Below are the records; reproduce all of them exactly but without any images.

--- BEGIN SUPPLIED ENTRIES ---

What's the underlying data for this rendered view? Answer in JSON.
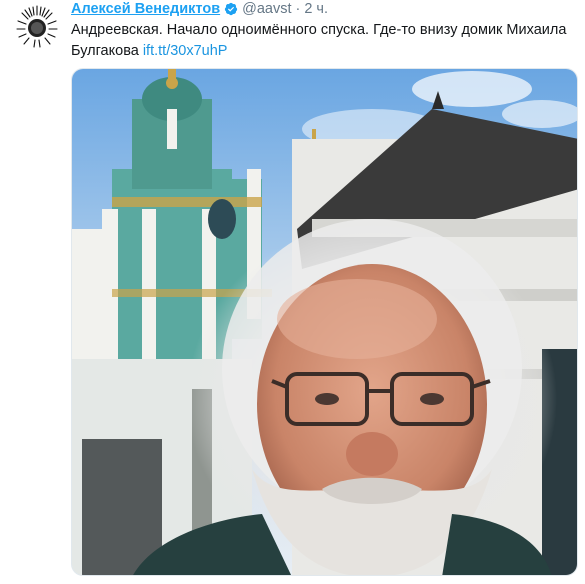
{
  "tweet": {
    "author_name": "Алексей Венедиктов",
    "handle": "@aavst",
    "separator": "·",
    "timestamp": "2 ч.",
    "text": "Андреевская. Начало одноимённого спуска. Где-то внизу домик Михаила Булгакова ",
    "link": "ift.tt/30x7uhP"
  },
  "icons": {
    "verified": "verified-badge-icon",
    "avatar": "user-avatar"
  },
  "colors": {
    "name": "#1da1f2",
    "link": "#1b95e0",
    "secondary": "#657786",
    "sky": "#7bb2e6",
    "church_green": "#4f9a8f",
    "gold": "#c9a44a"
  }
}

--- END SUPPLIED ENTRIES ---

- _TASK OUTPUT_:
What's the underlying data for this rendered view? Answer in JSON.
{
  "tweet": {
    "author_name": "Алексей Венедиктов",
    "handle": "@aavst",
    "separator": "·",
    "timestamp": "2 ч.",
    "text": "Андреевская. Начало одноимённого спуска. Где-то внизу домик Михаила Булгакова ",
    "link": "ift.tt/30x7uhP"
  },
  "icons": {
    "verified": "verified-badge-icon",
    "avatar": "user-avatar"
  },
  "colors": {
    "name": "#1da1f2",
    "link": "#1b95e0",
    "secondary": "#657786",
    "sky": "#7bb2e6",
    "church_green": "#4f9a8f",
    "gold": "#c9a44a"
  }
}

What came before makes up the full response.